_PROBLEM DESCRIPTION_.
Under this task are some entries; return every one of them exactly.

_ _ _ _ _ _ _

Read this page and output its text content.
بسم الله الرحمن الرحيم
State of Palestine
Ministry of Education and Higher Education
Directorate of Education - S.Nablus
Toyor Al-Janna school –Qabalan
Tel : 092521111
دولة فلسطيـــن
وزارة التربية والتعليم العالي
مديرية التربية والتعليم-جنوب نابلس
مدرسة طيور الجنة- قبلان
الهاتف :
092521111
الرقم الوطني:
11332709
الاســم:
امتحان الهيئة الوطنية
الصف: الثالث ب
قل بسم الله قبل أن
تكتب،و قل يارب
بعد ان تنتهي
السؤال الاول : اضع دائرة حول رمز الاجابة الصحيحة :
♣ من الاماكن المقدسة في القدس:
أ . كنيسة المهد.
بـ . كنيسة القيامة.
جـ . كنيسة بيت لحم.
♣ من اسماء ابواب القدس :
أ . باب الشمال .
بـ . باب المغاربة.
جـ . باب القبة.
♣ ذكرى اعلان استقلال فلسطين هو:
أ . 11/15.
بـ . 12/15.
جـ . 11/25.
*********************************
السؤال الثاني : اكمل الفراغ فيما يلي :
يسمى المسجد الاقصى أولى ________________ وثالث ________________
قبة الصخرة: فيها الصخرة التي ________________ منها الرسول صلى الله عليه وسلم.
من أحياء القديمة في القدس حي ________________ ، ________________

_ _ _ _ _ _ _

_TASK RESULT_.
Read this page and output its text content.
بسم الله الرحمن الرحيم
State of Palestine
Ministry of Education and Higher Education
Directorate of Education - S.Nablus
Toyor Al-Janna school –Qabalan
Tel : 092521111
دولة فلسطيـــن
وزارة التربية والتعليم العالي
مديرية التربية والتعليم-جنوب نابلس
مدرسة طيور الجنة- قبلان
الهاتف :
092521111
الرقم الوطني:
11332709
الاســم:
امتحان الهيئة الوطنية
الصف: الثالث ب
قل بسم الله قبل أن
تكتب،و قل يارب
بعد ان تنتهي
السؤال الاول : اضع دائرة حول رمز الاجابة الصحيحة :
♣ من الاماكن المقدسة في القدس:
أ . كنيسة المهد.
بـ . كنيسة القيامة.
جـ . كنيسة بيت لحم.
♣ من اسماء ابواب القدس :
أ . باب الشمال .
بـ . باب المغاربة.
جـ . باب القبة.
♣ ذكرى اعلان استقلال فلسطين هو:
أ . 11/15.
بـ . 12/15.
جـ . 11/25.
*********************************
السؤال الثاني : اكمل الفراغ فيما يلي :
يسمى المسجد الاقصى أولى ________________ وثالث ________________
قبة الصخرة: فيها الصخرة التي ________________ منها الرسول صلى الله عليه وسلم.
من أحياء القديمة في القدس حي ________________ ، ________________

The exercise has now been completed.